## Aim
Set down every record once more, exactly as given.

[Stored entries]
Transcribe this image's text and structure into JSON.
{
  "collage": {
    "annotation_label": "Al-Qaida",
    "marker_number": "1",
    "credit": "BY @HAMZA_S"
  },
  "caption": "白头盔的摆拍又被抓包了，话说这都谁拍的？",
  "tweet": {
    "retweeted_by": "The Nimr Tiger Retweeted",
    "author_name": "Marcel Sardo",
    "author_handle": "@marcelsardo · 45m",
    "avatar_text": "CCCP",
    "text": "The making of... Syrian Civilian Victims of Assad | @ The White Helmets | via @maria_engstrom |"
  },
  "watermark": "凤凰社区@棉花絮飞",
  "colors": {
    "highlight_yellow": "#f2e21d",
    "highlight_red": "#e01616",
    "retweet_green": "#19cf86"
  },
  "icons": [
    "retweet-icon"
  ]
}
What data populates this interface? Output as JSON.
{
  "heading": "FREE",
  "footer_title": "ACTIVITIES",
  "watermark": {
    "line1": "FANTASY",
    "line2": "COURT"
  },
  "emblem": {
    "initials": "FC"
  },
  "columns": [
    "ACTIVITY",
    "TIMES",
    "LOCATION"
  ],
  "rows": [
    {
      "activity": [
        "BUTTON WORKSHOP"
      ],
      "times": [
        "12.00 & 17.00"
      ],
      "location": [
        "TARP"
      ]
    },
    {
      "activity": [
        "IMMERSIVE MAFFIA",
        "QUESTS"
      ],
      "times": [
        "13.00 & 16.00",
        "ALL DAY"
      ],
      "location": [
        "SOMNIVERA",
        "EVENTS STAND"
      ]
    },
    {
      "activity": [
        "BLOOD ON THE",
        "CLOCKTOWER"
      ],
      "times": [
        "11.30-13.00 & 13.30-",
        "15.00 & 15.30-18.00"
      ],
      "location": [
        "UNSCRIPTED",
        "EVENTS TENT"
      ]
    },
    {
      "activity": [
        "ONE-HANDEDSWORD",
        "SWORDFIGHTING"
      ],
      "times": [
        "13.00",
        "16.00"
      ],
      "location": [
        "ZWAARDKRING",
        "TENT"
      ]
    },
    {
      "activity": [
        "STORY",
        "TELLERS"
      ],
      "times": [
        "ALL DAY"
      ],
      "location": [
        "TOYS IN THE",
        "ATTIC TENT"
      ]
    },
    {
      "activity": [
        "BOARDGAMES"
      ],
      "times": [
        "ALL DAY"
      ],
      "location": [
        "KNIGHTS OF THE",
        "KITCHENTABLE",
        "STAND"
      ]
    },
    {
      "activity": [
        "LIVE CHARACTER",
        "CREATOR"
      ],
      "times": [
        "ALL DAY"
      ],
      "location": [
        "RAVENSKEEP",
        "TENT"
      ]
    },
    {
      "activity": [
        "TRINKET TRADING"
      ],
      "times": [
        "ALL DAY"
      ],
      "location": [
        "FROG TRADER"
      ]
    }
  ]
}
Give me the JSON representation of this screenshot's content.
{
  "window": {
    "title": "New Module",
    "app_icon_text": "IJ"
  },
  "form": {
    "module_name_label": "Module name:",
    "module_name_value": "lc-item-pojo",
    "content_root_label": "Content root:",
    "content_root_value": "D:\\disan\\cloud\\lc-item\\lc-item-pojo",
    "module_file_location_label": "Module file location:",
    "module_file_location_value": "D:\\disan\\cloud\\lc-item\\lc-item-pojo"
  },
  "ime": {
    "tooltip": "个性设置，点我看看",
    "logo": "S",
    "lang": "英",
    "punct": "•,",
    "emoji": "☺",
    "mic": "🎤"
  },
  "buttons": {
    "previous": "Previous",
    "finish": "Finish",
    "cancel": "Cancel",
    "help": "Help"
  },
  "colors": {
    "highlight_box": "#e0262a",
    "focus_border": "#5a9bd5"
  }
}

## Solution
Transcribe this image's text and structure into JSON.
{
  "collage": {
    "annotation_label": "Al-Qaida",
    "marker_number": "1",
    "credit": "BY @HAMZA_S"
  },
  "caption": "白头盔的摆拍又被抓包了，话说这都谁拍的？",
  "tweet": {
    "retweeted_by": "The Nimr Tiger Retweeted",
    "author_name": "Marcel Sardo",
    "author_handle": "@marcelsardo · 45m",
    "avatar_text": "CCCP",
    "text": "The making of... Syrian Civilian Victims of Assad | @ The White Helmets | via @maria_engstrom |"
  },
  "watermark": "凤凰社区@棉花絮飞",
  "colors": {
    "highlight_yellow": "#f2e21d",
    "highlight_red": "#e01616",
    "retweet_green": "#19cf86"
  },
  "icons": [
    "retweet-icon"
  ]
}
What data populates this interface? Output as JSON.
{
  "heading": "FREE",
  "footer_title": "ACTIVITIES",
  "watermark": {
    "line1": "FANTASY",
    "line2": "COURT"
  },
  "emblem": {
    "initials": "FC"
  },
  "columns": [
    "ACTIVITY",
    "TIMES",
    "LOCATION"
  ],
  "rows": [
    {
      "activity": [
        "BUTTON WORKSHOP"
      ],
      "times": [
        "12.00 & 17.00"
      ],
      "location": [
        "TARP"
      ]
    },
    {
      "activity": [
        "IMMERSIVE MAFFIA",
        "QUESTS"
      ],
      "times": [
        "13.00 & 16.00",
        "ALL DAY"
      ],
      "location": [
        "SOMNIVERA",
        "EVENTS STAND"
      ]
    },
    {
      "activity": [
        "BLOOD ON THE",
        "CLOCKTOWER"
      ],
      "times": [
        "11.30-13.00 & 13.30-",
        "15.00 & 15.30-18.00"
      ],
      "location": [
        "UNSCRIPTED",
        "EVENTS TENT"
      ]
    },
    {
      "activity": [
        "ONE-HANDEDSWORD",
        "SWORDFIGHTING"
      ],
      "times": [
        "13.00",
        "16.00"
      ],
      "location": [
        "ZWAARDKRING",
        "TENT"
      ]
    },
    {
      "activity": [
        "STORY",
        "TELLERS"
      ],
      "times": [
        "ALL DAY"
      ],
      "location": [
        "TOYS IN THE",
        "ATTIC TENT"
      ]
    },
    {
      "activity": [
        "BOARDGAMES"
      ],
      "times": [
        "ALL DAY"
      ],
      "location": [
        "KNIGHTS OF THE",
        "KITCHENTABLE",
        "STAND"
      ]
    },
    {
      "activity": [
        "LIVE CHARACTER",
        "CREATOR"
      ],
      "times": [
        "ALL DAY"
      ],
      "location": [
        "RAVENSKEEP",
        "TENT"
      ]
    },
    {
      "activity": [
        "TRINKET TRADING"
      ],
      "times": [
        "ALL DAY"
      ],
      "location": [
        "FROG TRADER"
      ]
    }
  ]
}
Give me the JSON representation of this screenshot's content.
{
  "window": {
    "title": "New Module",
    "app_icon_text": "IJ"
  },
  "form": {
    "module_name_label": "Module name:",
    "module_name_value": "lc-item-pojo",
    "content_root_label": "Content root:",
    "content_root_value": "D:\\disan\\cloud\\lc-item\\lc-item-pojo",
    "module_file_location_label": "Module file location:",
    "module_file_location_value": "D:\\disan\\cloud\\lc-item\\lc-item-pojo"
  },
  "ime": {
    "tooltip": "个性设置，点我看看",
    "logo": "S",
    "lang": "英",
    "punct": "•,",
    "emoji": "☺",
    "mic": "🎤"
  },
  "buttons": {
    "previous": "Previous",
    "finish": "Finish",
    "cancel": "Cancel",
    "help": "Help"
  },
  "colors": {
    "highlight_box": "#e0262a",
    "focus_border": "#5a9bd5"
  }
}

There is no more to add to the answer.